__INFORMATION SUPPLIED__:
◆ ◆ ◆ ◆

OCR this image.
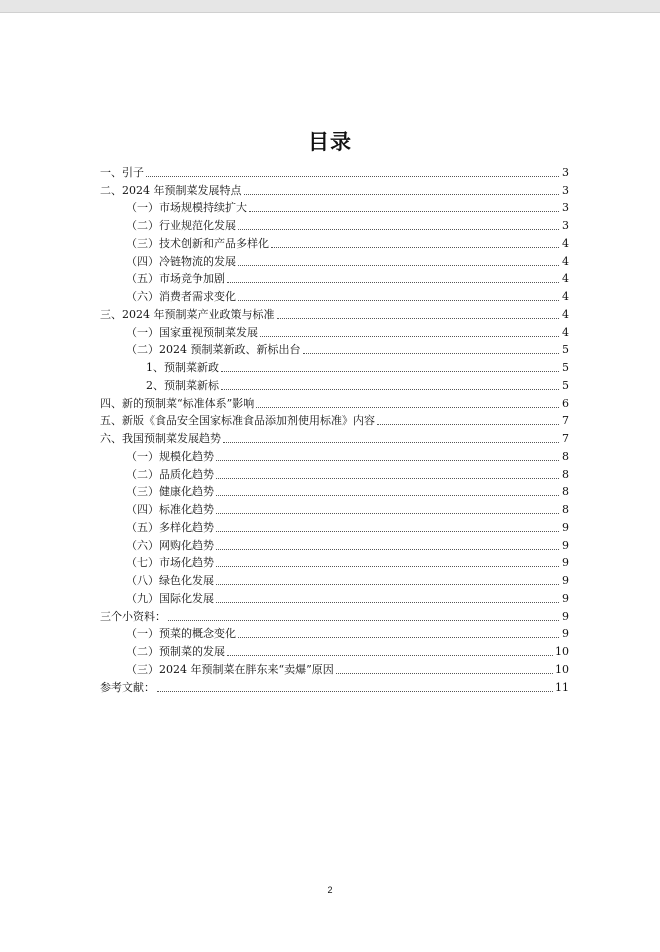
目录
一、引子	3
二、2024 年预制菜发展特点	3
（一）市场规模持续扩大	3
（二）行业规范化发展	3
（三）技术创新和产品多样化	4
（四）冷链物流的发展	4
（五）市场竞争加剧	4
（六）消费者需求变化	4
三、2024 年预制菜产业政策与标准	4
（一）国家重视预制菜发展	4
（二）2024 预制菜新政、新标出台	5
1、预制菜新政	5
2、预制菜新标	5
四、新的预制菜“标准体系”影响	6
五、新版《食品安全国家标准食品添加剂使用标准》内容	7
六、我国预制菜发展趋势	7
（一）规模化趋势	8
（二）品质化趋势	8
（三）健康化趋势	8
（四）标准化趋势	8
（五）多样化趋势	9
（六）网购化趋势	9
（七）市场化趋势	9
（八）绿色化发展	9
（九）国际化发展	9
三个小资料：	9
（一）预菜的概念变化	9
（二）预制菜的发展	10
（三）2024 年预制菜在胖东来“卖爆”原因	10
参考文献：	11
2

◆ ◆ ◆ ◆

__SET PROBLEM__: Leaving out the pictures, repeat the data above exactly.

__EXERCISE ANSWER__:
OCR this image.
目录
一、引子	3
二、2024 年预制菜发展特点	3
（一）市场规模持续扩大	3
（二）行业规范化发展	3
（三）技术创新和产品多样化	4
（四）冷链物流的发展	4
（五）市场竞争加剧	4
（六）消费者需求变化	4
三、2024 年预制菜产业政策与标准	4
（一）国家重视预制菜发展	4
（二）2024 预制菜新政、新标出台	5
1、预制菜新政	5
2、预制菜新标	5
四、新的预制菜“标准体系”影响	6
五、新版《食品安全国家标准食品添加剂使用标准》内容	7
六、我国预制菜发展趋势	7
（一）规模化趋势	8
（二）品质化趋势	8
（三）健康化趋势	8
（四）标准化趋势	8
（五）多样化趋势	9
（六）网购化趋势	9
（七）市场化趋势	9
（八）绿色化发展	9
（九）国际化发展	9
三个小资料：	9
（一）预菜的概念变化	9
（二）预制菜的发展	10
（三）2024 年预制菜在胖东来“卖爆”原因	10
参考文献：	11
2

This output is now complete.